# [Set exercise]
Your task is to extract every line from the material below exactly.

======== Data shown ========

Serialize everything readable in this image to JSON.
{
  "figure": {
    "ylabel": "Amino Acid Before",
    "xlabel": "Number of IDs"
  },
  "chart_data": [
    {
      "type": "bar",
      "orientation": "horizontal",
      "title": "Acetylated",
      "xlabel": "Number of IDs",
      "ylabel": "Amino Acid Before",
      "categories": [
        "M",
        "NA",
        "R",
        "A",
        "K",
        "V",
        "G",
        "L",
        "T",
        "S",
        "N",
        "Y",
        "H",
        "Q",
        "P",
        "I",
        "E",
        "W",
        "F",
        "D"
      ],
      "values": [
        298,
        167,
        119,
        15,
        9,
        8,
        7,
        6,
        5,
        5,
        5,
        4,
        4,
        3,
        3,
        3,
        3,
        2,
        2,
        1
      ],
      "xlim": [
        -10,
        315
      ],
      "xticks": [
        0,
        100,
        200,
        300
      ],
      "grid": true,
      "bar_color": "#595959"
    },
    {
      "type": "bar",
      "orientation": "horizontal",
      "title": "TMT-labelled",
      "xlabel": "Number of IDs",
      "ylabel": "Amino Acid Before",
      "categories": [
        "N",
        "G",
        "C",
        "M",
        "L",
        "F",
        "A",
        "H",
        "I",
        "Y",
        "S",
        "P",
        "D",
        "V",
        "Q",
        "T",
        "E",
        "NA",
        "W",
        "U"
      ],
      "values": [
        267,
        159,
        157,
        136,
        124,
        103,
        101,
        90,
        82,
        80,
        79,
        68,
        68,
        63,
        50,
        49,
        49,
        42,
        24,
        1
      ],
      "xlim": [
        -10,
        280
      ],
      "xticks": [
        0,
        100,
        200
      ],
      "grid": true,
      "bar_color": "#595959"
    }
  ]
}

========

# [Written reply]
Serialize everything readable in this image to JSON.
{
  "figure": {
    "ylabel": "Amino Acid Before",
    "xlabel": "Number of IDs"
  },
  "chart_data": [
    {
      "type": "bar",
      "orientation": "horizontal",
      "title": "Acetylated",
      "xlabel": "Number of IDs",
      "ylabel": "Amino Acid Before",
      "categories": [
        "M",
        "NA",
        "R",
        "A",
        "K",
        "V",
        "G",
        "L",
        "T",
        "S",
        "N",
        "Y",
        "H",
        "Q",
        "P",
        "I",
        "E",
        "W",
        "F",
        "D"
      ],
      "values": [
        298,
        167,
        119,
        15,
        9,
        8,
        7,
        6,
        5,
        5,
        5,
        4,
        4,
        3,
        3,
        3,
        3,
        2,
        2,
        1
      ],
      "xlim": [
        -10,
        315
      ],
      "xticks": [
        0,
        100,
        200,
        300
      ],
      "grid": true,
      "bar_color": "#595959"
    },
    {
      "type": "bar",
      "orientation": "horizontal",
      "title": "TMT-labelled",
      "xlabel": "Number of IDs",
      "ylabel": "Amino Acid Before",
      "categories": [
        "N",
        "G",
        "C",
        "M",
        "L",
        "F",
        "A",
        "H",
        "I",
        "Y",
        "S",
        "P",
        "D",
        "V",
        "Q",
        "T",
        "E",
        "NA",
        "W",
        "U"
      ],
      "values": [
        267,
        159,
        157,
        136,
        124,
        103,
        101,
        90,
        82,
        80,
        79,
        68,
        68,
        63,
        50,
        49,
        49,
        42,
        24,
        1
      ],
      "xlim": [
        -10,
        280
      ],
      "xticks": [
        0,
        100,
        200
      ],
      "grid": true,
      "bar_color": "#595959"
    }
  ]
}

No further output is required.